Instructions to follow :: Copy every line from the material below that holds "Trending".

Data supplied ::
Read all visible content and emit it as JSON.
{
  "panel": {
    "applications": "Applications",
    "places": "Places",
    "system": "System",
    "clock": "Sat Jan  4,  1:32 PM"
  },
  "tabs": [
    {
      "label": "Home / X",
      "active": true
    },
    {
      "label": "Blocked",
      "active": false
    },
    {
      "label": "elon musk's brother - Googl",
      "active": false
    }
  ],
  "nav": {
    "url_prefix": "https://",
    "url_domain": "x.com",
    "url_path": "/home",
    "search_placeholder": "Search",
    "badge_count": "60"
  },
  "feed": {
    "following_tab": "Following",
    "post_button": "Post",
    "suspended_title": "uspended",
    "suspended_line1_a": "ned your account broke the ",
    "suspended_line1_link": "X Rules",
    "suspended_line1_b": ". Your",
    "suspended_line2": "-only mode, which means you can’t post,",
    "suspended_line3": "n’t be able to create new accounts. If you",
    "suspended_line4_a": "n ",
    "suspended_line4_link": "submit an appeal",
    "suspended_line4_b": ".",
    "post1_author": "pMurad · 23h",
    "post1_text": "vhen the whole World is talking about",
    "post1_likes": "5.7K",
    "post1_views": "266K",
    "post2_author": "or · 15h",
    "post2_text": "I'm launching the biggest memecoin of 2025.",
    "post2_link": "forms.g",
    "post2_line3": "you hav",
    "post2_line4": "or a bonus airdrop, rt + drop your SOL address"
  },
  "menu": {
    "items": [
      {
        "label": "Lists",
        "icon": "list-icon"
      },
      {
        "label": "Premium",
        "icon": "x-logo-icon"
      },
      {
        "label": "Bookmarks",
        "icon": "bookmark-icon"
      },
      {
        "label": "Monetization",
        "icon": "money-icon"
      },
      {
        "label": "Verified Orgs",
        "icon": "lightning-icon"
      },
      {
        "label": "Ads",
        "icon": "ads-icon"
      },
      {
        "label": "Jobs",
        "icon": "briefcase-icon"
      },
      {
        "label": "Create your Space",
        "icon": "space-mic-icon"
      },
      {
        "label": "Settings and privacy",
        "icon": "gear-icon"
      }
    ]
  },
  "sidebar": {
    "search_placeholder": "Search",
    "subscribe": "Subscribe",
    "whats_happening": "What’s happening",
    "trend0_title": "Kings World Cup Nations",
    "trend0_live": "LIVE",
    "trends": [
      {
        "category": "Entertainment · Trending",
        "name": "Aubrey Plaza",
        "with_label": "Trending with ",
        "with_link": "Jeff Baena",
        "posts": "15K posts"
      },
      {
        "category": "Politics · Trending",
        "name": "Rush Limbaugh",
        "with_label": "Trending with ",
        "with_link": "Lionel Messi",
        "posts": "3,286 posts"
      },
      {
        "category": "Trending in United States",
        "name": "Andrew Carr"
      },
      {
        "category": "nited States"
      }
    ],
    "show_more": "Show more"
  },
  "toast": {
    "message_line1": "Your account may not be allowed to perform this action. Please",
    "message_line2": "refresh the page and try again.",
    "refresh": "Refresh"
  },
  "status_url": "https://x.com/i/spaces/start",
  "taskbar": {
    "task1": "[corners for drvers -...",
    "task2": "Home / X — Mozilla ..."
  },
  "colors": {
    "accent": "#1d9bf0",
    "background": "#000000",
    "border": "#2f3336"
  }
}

---

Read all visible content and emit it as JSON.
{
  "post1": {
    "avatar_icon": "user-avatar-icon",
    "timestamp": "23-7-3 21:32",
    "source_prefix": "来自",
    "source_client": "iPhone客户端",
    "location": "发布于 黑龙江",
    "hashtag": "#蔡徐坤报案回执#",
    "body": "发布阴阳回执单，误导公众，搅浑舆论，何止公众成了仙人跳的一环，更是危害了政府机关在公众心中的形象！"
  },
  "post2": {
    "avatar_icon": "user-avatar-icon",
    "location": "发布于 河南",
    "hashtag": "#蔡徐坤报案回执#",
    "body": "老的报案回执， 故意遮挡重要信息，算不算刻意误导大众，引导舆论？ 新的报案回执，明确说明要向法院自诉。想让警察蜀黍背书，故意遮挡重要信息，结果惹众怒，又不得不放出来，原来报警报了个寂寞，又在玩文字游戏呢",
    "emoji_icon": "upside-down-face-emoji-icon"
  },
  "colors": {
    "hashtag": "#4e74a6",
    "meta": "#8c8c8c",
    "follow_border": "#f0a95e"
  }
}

Answer for this exercise ::
        "category": "Entertainment · Trending",
        "with_label": "Trending with ",
        "category": "Politics · Trending",
        "with_label": "Trending with ",
        "category": "Trending in United States",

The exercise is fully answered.